- **Written problem**
Go through the entries below and count the lines holding the word "right". Reply with only the number, please.
++++++++
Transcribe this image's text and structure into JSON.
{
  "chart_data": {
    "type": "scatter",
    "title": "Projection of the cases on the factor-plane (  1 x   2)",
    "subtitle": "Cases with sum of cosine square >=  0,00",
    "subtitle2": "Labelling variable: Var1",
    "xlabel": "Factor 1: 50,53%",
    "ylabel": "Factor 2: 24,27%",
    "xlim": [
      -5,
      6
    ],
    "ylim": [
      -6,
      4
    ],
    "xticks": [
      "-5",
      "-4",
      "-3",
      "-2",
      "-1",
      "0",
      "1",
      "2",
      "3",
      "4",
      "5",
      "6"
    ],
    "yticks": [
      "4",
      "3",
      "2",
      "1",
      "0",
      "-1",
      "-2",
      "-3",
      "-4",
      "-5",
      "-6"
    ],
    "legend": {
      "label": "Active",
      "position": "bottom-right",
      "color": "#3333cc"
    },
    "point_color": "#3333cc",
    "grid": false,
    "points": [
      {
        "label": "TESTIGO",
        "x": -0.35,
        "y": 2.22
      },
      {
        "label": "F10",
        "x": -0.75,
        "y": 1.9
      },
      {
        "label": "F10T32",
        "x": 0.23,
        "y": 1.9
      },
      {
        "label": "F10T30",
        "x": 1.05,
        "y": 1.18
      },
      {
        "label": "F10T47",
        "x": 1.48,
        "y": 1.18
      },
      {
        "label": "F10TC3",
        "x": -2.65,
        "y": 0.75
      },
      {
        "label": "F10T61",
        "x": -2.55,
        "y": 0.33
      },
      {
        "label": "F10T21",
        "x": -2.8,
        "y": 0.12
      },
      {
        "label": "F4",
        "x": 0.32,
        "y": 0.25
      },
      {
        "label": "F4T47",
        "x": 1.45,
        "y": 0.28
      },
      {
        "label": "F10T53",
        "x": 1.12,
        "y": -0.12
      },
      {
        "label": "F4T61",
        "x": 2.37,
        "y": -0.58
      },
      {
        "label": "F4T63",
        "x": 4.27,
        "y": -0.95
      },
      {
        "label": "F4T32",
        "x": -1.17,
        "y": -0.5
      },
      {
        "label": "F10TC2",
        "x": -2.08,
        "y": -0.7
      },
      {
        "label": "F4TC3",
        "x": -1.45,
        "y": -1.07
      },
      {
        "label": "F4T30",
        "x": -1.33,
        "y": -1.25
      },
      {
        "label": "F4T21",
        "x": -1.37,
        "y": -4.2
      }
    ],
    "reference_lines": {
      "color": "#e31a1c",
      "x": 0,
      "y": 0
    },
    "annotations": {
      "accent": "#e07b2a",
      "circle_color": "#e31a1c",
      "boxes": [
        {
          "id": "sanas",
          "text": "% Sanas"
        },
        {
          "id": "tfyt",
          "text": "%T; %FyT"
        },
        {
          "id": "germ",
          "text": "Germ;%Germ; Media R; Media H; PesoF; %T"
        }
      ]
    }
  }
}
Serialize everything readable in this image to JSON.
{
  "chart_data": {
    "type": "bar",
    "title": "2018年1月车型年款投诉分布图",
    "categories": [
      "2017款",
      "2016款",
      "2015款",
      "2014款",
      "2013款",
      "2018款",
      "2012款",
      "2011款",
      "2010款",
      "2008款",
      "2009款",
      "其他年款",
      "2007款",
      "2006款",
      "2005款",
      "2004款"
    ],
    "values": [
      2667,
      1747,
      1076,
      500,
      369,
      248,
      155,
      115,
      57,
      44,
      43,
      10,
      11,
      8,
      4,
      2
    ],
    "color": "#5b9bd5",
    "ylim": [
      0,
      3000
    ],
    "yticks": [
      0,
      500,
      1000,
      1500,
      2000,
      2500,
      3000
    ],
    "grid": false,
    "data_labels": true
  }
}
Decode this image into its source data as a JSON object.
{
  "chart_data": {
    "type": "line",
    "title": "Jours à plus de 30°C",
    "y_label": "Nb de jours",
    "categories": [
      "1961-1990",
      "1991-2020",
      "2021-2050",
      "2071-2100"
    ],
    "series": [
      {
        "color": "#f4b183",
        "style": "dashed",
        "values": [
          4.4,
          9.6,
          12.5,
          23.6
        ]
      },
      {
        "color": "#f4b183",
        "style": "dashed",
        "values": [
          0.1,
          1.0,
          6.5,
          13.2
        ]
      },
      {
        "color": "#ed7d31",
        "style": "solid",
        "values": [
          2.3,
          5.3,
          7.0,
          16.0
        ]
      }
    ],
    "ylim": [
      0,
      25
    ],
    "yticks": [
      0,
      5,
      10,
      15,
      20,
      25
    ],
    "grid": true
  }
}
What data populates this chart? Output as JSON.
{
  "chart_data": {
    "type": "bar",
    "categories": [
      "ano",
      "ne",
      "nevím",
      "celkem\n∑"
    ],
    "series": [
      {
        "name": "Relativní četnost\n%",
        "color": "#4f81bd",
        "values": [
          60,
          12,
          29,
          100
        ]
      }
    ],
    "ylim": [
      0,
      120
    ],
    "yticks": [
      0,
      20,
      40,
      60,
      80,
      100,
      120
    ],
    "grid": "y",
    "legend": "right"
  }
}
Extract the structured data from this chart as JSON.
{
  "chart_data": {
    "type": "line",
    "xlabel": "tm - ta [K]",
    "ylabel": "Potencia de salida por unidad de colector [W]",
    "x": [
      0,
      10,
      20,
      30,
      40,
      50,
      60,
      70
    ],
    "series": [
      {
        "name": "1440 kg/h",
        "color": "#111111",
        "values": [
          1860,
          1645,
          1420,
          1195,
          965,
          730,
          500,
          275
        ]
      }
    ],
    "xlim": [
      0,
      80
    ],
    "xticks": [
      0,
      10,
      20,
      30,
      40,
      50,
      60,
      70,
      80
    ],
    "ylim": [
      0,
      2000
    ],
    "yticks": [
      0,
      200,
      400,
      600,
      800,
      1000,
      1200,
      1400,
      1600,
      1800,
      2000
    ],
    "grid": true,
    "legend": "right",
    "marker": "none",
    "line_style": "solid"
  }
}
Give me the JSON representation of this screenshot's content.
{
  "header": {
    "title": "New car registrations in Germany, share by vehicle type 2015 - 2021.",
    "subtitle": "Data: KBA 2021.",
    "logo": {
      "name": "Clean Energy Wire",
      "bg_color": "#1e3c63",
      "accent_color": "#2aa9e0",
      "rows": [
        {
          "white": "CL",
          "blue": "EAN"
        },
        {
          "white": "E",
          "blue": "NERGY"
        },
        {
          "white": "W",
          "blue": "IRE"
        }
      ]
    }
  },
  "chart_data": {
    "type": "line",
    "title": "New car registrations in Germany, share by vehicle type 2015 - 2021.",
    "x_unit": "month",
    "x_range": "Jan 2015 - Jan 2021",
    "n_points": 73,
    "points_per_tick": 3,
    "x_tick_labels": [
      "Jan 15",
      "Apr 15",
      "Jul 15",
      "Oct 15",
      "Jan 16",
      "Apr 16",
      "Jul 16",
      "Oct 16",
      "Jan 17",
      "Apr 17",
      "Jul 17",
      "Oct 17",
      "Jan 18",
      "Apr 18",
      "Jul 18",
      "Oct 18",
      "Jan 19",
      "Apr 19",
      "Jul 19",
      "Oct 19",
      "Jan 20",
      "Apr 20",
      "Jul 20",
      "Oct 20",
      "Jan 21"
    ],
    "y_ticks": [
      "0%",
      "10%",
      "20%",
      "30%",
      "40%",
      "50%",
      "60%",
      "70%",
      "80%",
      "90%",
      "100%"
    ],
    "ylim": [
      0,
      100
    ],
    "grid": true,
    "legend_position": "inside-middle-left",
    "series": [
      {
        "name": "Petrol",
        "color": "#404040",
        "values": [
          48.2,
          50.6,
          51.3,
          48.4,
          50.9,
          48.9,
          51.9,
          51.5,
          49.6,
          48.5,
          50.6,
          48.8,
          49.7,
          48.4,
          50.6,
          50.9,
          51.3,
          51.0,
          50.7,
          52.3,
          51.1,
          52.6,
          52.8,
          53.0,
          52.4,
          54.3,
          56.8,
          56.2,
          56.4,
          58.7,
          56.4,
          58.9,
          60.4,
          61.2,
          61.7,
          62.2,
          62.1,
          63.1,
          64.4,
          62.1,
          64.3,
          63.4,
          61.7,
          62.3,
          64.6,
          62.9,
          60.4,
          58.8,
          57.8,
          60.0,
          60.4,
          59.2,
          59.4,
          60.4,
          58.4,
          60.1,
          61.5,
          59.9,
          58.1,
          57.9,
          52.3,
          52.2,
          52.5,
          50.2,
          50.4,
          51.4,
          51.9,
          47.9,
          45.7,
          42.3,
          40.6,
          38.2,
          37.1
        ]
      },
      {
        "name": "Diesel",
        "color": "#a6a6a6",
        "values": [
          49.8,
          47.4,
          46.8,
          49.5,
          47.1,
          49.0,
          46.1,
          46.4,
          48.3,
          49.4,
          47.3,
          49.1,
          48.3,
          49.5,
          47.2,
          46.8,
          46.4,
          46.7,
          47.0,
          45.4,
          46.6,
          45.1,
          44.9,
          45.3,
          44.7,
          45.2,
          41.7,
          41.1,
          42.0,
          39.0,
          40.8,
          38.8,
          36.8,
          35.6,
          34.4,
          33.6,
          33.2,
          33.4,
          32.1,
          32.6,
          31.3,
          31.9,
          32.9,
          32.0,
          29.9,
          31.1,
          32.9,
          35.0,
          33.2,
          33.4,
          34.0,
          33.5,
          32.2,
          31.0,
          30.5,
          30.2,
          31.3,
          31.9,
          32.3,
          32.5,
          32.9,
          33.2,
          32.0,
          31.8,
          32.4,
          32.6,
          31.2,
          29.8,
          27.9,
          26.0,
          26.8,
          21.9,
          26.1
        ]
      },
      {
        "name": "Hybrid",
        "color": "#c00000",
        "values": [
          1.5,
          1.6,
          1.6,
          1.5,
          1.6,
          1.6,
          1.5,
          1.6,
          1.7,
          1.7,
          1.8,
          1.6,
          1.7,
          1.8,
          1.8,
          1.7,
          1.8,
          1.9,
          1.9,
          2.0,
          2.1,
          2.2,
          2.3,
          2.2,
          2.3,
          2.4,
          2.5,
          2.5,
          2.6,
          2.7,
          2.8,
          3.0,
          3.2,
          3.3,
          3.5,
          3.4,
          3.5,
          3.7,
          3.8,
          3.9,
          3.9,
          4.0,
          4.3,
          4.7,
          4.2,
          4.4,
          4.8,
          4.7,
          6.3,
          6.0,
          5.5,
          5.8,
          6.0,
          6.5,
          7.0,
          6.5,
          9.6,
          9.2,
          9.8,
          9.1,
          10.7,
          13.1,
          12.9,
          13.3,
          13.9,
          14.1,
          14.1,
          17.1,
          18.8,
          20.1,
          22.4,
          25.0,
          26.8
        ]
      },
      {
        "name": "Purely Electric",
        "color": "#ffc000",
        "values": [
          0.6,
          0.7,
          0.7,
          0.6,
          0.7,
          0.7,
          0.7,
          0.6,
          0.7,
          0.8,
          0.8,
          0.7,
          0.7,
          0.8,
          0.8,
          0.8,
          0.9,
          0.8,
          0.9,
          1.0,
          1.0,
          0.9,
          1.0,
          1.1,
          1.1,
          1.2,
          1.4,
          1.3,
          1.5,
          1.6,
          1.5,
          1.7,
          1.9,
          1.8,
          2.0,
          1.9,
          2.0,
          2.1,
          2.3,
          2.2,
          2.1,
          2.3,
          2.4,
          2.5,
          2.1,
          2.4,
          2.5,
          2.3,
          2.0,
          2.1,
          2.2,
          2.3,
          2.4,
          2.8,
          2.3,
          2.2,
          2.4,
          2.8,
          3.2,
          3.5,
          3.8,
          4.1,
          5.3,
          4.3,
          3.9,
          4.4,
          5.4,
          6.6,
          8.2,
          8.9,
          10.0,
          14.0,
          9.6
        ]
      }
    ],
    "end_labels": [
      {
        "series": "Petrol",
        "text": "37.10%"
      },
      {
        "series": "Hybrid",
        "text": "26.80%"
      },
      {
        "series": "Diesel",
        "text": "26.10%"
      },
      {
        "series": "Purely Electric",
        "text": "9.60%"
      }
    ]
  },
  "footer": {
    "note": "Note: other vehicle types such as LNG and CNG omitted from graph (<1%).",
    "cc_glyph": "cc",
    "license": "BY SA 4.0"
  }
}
++++++++
- **Full response**
3